## PROBLEMA PLANTEADO 1
Indica si cada afirmación, (a), (b) y (c), coincide con el texto sobre la servidumbre voluntaria. Responde sí o no en cada caso y cita literalmente las palabras del texto que lo deciden.
(a) El miedo que reina en las fábricas y empresas se resuelve interpretando la realidad discursivo-emocional.
(b) Los peligros externos y los internos siempre se solapan.
(c) El informe del Banco Mundial que se menciona es de 2015.
## PROBLEMA PLANTEADO 2
Retoma el texto sobre la servidumbre voluntaria y continúalo a partir de su última frase.

Toda amenaza social ancla su profundidad subjetiva en fantasmas singulares según cada cual

Los psicoanalistas trabajamos con ambas. Pero el miedo que reina en la vida cotidiana de las fábricas y empresas no se resuelve interpretando la realidad discursivo-emocional como en los conflictos de fuente pulsional sino transformando las condiciones de vida y los modos también discursivo-emocionales de apropiarse psíquicamente de esa vida.

Y allí vuelve De La Boétie y su observación sobre los hombres que no parecen amar la libertad, sino por el contrario amar la esclavitud. Algo mucho más fuerte que temerla, como postulara Erich Fromm hace 50 años.

El joven escritor francés incursiona, aunque con recursos hoy rudimentarios, en un desarrollo en el que podremos reconocer cuatro siglos más tarde los estudios sobre la microfísica del poder de Foucault. Se adentra en los diferentes modos de relación con el soberano, desde la complicidad de quienes se benefician con las migajas del poder hasta la sumisión que ancla en los modos en que la subjetividad es capturada en un sentido común social que se pretende hacer natural bajo la forma de la costumbre. Hoy el capitalismo no está en cuestión entre los habitantes de la tierra, parece tan natural como la salida del sol por el este; a lo sumo se piensa en mejorarlo.

Un sector de los “siervos voluntarios” forma parte de la administración del propio capital -tanto en formatos jurídicos, educativos, informativos, culturales, represivos; como en las formas concretas en que la práctica productiva compromete los cuerpos y las almas-, y gozando de los dulces frutos del poder, lejos están de sentir su servidumbre. Pero la masa fundamental la componen quienes son expoliados día a día. Ese sector mayoritario termina siendo dominado por ese chantaje al que hemos hecho mención pero que ancla en una característica central del humano: su desprotección estructural. El infans se desarrolla en un mundo externo e interno lleno de peligros; frente a los externos apela a acciones específicas que se sostienen en el conflictivo soporte amoroso del otro significativo protector, frente a los internos a defensas mentales que también anclan en esos soportes. Los peligros externos y los internos (pulsionales) siempre se solapan. El miedo estructural ante peligros que, cuando no son reconocidos y se ligan de alguna manera, dejan al psiquismo en manos de la  angustia, es propagado desde los poderes reales que dominan de múltiples maneras. Toda amenaza social ancla su profundidad subjetiva en fantasmas singulares según cada cual. Hoy las neurociencias pretenden acceder por vía de estudios algorítmicos a las expresiones conductuales de esos fantasmas singulares creando conjuntos sobre los que incidir. El Banco Mundial en su informe de 2015 “Mente, sociedad y conducta” despliega el modo en que se lo estudia para hacer de las poblaciones de todos los confines del mundo sujetos predispuestos al endeudamiento, lógica necesidad de la dictadura financiera. Para ello la microfísica algorítmica cobra cada día más peso; de igual modo que en la cotidianeidad “democrática” de la vida social, detectando y promoviendo miedos y deseos variados.

## DATOS PROPORCIONADOS
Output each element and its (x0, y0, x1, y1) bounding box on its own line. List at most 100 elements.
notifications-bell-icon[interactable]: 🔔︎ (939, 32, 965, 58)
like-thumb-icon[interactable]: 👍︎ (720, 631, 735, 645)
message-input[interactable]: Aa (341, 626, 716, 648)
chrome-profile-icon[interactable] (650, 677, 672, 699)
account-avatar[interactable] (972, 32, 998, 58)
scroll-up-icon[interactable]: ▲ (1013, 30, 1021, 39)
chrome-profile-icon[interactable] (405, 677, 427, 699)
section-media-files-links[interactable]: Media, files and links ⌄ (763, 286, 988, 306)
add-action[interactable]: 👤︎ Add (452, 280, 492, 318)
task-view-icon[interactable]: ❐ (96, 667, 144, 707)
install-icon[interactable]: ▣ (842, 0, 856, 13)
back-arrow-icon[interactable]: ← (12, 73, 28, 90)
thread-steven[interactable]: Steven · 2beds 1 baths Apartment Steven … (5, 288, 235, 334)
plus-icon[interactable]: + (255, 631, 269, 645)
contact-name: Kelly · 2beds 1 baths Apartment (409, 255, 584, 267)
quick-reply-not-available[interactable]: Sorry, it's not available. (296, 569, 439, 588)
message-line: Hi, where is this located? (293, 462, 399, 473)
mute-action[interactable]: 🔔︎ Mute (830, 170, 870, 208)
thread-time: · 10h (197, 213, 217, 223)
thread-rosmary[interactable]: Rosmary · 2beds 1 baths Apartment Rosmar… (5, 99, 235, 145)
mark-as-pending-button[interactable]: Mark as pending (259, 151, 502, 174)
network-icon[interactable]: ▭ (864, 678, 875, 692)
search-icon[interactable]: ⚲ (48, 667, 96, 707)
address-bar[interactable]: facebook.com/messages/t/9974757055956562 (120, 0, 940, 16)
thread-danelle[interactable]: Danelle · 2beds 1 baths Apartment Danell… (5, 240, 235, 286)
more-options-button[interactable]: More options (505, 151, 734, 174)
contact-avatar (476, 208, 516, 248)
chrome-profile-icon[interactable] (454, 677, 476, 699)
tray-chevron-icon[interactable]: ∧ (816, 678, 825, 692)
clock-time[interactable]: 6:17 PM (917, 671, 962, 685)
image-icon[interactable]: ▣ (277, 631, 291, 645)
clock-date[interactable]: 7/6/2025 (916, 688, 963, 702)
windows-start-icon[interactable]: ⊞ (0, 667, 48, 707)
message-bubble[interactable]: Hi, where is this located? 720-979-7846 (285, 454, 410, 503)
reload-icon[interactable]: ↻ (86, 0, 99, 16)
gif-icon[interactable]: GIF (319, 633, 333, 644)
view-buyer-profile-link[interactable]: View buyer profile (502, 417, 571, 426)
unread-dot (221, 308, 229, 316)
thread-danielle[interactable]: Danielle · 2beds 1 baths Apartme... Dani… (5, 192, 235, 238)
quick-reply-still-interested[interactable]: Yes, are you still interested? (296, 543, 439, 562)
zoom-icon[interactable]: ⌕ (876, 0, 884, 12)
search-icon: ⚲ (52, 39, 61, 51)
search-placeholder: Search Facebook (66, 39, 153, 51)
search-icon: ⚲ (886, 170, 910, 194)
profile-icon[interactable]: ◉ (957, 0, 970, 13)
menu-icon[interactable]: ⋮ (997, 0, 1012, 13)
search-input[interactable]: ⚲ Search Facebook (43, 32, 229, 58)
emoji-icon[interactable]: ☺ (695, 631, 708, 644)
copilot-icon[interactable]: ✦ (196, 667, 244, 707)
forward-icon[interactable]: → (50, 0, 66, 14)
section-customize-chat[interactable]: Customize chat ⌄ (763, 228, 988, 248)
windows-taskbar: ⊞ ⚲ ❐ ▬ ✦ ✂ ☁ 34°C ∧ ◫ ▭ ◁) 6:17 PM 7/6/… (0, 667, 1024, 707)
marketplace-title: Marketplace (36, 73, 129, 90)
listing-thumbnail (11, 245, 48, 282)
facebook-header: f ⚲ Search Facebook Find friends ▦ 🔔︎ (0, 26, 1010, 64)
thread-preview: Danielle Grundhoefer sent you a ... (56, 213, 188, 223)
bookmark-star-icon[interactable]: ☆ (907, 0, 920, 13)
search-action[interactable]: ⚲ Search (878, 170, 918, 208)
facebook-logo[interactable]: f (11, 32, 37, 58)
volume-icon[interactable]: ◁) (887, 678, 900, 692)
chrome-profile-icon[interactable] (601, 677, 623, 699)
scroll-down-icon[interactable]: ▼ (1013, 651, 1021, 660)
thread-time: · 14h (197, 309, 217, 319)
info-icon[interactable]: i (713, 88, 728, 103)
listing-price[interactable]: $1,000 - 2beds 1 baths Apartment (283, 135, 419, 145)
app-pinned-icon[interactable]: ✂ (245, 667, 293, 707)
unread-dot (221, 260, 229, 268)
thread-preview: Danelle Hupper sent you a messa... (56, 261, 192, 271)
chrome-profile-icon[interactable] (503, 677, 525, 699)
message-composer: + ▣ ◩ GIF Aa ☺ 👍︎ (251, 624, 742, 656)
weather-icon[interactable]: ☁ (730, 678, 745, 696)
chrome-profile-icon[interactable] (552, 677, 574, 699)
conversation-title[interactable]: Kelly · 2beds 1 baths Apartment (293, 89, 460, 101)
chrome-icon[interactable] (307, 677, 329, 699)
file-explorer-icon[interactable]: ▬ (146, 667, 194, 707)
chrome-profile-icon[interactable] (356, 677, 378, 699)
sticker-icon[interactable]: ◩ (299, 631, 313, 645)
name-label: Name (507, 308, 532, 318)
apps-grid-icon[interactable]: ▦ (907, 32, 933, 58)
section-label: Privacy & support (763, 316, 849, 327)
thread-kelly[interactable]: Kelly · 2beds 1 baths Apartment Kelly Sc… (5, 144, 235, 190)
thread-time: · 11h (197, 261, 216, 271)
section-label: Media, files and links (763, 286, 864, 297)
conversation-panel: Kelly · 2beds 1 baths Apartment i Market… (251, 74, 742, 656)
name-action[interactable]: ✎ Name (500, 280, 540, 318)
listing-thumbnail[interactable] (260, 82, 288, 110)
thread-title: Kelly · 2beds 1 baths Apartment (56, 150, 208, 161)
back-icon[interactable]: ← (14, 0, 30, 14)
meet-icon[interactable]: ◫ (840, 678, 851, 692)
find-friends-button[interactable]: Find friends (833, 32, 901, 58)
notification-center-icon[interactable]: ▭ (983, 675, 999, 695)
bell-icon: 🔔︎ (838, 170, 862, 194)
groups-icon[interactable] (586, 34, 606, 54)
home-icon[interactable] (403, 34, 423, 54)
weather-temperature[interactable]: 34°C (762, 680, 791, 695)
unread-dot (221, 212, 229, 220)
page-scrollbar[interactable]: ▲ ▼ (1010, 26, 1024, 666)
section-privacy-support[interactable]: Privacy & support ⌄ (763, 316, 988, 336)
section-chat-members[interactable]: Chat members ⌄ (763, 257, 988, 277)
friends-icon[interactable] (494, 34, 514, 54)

## RESPUESTA ESCRITA 1
(a) No: "no se resuelve interpretando la realidad discursivo-emocional como en los conflictos de fuente pulsional sino transformando las condiciones de vida".
(b) Sí: "Los peligros externos y los internos (pulsionales) siempre se solapan."
(c) Sí: "El Banco Mundial en su informe de 2015 “Mente, sociedad y conducta”".

## RESPUESTA ESCRITA 2
La naturalización de la esclavitud es la última fase de un proceso que se inicia en la represión del miedo, no sólo en el miedo a la represión

Te estamos mirando es la frase que nos acompaña cada día de modo más definitivo. Una amenaza brumosa nos sumerge en miedos de contornos inciertos. Nos convencen que debemos reclamar que esos ojos nos miren (incluso con razones sanitarias legítimas). Ante esos ojos que miran, el miedo, a veces, queda oculto; en ocasiones, el temor a nuestra exposición impúdica se transforma en maníaca pasión exhibicionista. “Temo que me quieras ver. ¿Querés ver lo que no quiero mostrar?, entonces, ¡Tomá, te muestro! ¡Qué bueno mostrar!”, parece ser la forma en que la tensión se resuelve en las redes sociales en una deriva de resignificaciones. Primero reprimo el miedo a que el propio pudor sea afrentado; luego el pudor mismo; de allí, se exhibe aquello que se temía mostrar y, por último, se finaliza justificando o hasta exaltando la exhibición impuesta. Con el miedo y el pudor reprimidos,3 queda la pasión de mostrar, racionalizada como nuevo lazo social de los cuerpos. En su extremo, el mostrar deviene desafiantemente goce, sin los resguardos, sin las mediaciones que definen el deseo y el amor. El cuerpo como objeto parcial rumbea hacia lo pornográfico, el amor desfallece mientras los cuerpos devienen objeto de eventuales chantajes y amenazas. A veces, en ciertas experiencias de cyberbullying, el miedo que se reprimió tras exhibicionismos naturalizados retorna desde la amenaza del chantaje.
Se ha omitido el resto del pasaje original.